* [Description of the task] Each line of the material must be returned exactly.

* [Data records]

────────────────

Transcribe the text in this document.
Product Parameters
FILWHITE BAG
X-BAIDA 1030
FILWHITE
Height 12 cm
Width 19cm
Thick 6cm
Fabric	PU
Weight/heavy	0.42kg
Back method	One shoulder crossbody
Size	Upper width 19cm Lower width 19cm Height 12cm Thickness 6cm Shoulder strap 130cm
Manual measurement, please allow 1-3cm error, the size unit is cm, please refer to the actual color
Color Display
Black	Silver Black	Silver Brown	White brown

────────────────

* [Response for this exercise]
Transcribe the text in this document.
Product Parameters
FILWHITE BAG
X-BAIDA 1030
FILWHITE
Height 12 cm
Width 19cm
Thick 6cm
Fabric	PU
Weight/heavy	0.42kg
Back method	One shoulder crossbody
Size	Upper width 19cm Lower width 19cm Height 12cm Thickness 6cm Shoulder strap 130cm
Manual measurement, please allow 1-3cm error, the size unit is cm, please refer to the actual color
Color Display
Black	Silver Black	Silver Brown	White brown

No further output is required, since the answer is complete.